(Task description): Will you give every entry again exactly as it stands?

(Records for this task):
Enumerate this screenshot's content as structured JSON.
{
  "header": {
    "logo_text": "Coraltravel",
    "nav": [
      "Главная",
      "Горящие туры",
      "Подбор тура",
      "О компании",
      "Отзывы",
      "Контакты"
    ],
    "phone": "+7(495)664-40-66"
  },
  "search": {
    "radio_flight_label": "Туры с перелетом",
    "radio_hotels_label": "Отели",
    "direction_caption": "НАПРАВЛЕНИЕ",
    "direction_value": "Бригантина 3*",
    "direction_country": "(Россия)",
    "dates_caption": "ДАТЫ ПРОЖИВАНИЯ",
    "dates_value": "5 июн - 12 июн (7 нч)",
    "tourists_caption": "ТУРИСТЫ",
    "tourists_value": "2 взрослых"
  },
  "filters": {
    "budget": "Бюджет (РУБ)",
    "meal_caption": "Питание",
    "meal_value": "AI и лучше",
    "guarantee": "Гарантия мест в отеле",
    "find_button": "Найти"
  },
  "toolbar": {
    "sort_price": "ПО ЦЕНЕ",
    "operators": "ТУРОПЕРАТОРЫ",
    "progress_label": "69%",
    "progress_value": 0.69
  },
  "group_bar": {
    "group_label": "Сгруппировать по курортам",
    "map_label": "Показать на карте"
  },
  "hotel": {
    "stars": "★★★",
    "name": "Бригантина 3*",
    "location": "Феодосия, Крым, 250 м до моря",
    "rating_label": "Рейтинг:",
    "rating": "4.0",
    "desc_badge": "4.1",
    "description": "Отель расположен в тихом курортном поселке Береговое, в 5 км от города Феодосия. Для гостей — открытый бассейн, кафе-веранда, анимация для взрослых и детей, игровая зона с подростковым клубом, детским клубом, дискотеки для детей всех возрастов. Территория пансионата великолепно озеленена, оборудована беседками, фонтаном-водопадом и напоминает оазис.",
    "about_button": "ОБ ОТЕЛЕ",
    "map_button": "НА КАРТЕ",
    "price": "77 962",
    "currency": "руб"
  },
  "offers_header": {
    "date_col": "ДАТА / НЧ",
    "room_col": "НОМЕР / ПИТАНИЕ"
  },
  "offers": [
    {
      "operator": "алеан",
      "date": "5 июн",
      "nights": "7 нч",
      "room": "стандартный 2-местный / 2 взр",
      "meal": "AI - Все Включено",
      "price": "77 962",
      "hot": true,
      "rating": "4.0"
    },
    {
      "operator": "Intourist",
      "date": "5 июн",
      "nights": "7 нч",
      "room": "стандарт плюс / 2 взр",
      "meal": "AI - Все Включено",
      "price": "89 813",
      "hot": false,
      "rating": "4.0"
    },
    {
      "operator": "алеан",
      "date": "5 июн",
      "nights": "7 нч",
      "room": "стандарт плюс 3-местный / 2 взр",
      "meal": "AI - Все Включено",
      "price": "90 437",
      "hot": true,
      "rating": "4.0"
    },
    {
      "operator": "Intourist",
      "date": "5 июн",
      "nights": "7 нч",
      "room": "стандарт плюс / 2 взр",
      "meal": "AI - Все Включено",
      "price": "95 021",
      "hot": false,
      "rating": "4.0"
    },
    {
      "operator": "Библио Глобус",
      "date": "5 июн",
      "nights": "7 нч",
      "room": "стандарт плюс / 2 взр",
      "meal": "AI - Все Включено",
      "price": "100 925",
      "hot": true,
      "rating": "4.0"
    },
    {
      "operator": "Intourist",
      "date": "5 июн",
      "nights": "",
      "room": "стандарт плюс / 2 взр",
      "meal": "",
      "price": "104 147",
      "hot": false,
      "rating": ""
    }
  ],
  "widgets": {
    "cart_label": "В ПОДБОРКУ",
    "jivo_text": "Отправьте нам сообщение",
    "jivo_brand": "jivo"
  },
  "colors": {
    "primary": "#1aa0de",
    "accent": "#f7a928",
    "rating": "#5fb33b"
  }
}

(Response for this exercise):
Enumerate this screenshot's content as structured JSON.
{
  "header": {
    "logo_text": "Coraltravel",
    "nav": [
      "Главная",
      "Горящие туры",
      "Подбор тура",
      "О компании",
      "Отзывы",
      "Контакты"
    ],
    "phone": "+7(495)664-40-66"
  },
  "search": {
    "radio_flight_label": "Туры с перелетом",
    "radio_hotels_label": "Отели",
    "direction_caption": "НАПРАВЛЕНИЕ",
    "direction_value": "Бригантина 3*",
    "direction_country": "(Россия)",
    "dates_caption": "ДАТЫ ПРОЖИВАНИЯ",
    "dates_value": "5 июн - 12 июн (7 нч)",
    "tourists_caption": "ТУРИСТЫ",
    "tourists_value": "2 взрослых"
  },
  "filters": {
    "budget": "Бюджет (РУБ)",
    "meal_caption": "Питание",
    "meal_value": "AI и лучше",
    "guarantee": "Гарантия мест в отеле",
    "find_button": "Найти"
  },
  "toolbar": {
    "sort_price": "ПО ЦЕНЕ",
    "operators": "ТУРОПЕРАТОРЫ",
    "progress_label": "69%",
    "progress_value": 0.69
  },
  "group_bar": {
    "group_label": "Сгруппировать по курортам",
    "map_label": "Показать на карте"
  },
  "hotel": {
    "stars": "★★★",
    "name": "Бригантина 3*",
    "location": "Феодосия, Крым, 250 м до моря",
    "rating_label": "Рейтинг:",
    "rating": "4.0",
    "desc_badge": "4.1",
    "description": "Отель расположен в тихом курортном поселке Береговое, в 5 км от города Феодосия. Для гостей — открытый бассейн, кафе-веранда, анимация для взрослых и детей, игровая зона с подростковым клубом, детским клубом, дискотеки для детей всех возрастов. Территория пансионата великолепно озеленена, оборудована беседками, фонтаном-водопадом и напоминает оазис.",
    "about_button": "ОБ ОТЕЛЕ",
    "map_button": "НА КАРТЕ",
    "price": "77 962",
    "currency": "руб"
  },
  "offers_header": {
    "date_col": "ДАТА / НЧ",
    "room_col": "НОМЕР / ПИТАНИЕ"
  },
  "offers": [
    {
      "operator": "алеан",
      "date": "5 июн",
      "nights": "7 нч",
      "room": "стандартный 2-местный / 2 взр",
      "meal": "AI - Все Включено",
      "price": "77 962",
      "hot": true,
      "rating": "4.0"
    },
    {
      "operator": "Intourist",
      "date": "5 июн",
      "nights": "7 нч",
      "room": "стандарт плюс / 2 взр",
      "meal": "AI - Все Включено",
      "price": "89 813",
      "hot": false,
      "rating": "4.0"
    },
    {
      "operator": "алеан",
      "date": "5 июн",
      "nights": "7 нч",
      "room": "стандарт плюс 3-местный / 2 взр",
      "meal": "AI - Все Включено",
      "price": "90 437",
      "hot": true,
      "rating": "4.0"
    },
    {
      "operator": "Intourist",
      "date": "5 июн",
      "nights": "7 нч",
      "room": "стандарт плюс / 2 взр",
      "meal": "AI - Все Включено",
      "price": "95 021",
      "hot": false,
      "rating": "4.0"
    },
    {
      "operator": "Библио Глобус",
      "date": "5 июн",
      "nights": "7 нч",
      "room": "стандарт плюс / 2 взр",
      "meal": "AI - Все Включено",
      "price": "100 925",
      "hot": true,
      "rating": "4.0"
    },
    {
      "operator": "Intourist",
      "date": "5 июн",
      "nights": "",
      "room": "стандарт плюс / 2 взр",
      "meal": "",
      "price": "104 147",
      "hot": false,
      "rating": ""
    }
  ],
  "widgets": {
    "cart_label": "В ПОДБОРКУ",
    "jivo_text": "Отправьте нам сообщение",
    "jivo_brand": "jivo"
  },
  "colors": {
    "primary": "#1aa0de",
    "accent": "#f7a928",
    "rating": "#5fb33b"
  }
}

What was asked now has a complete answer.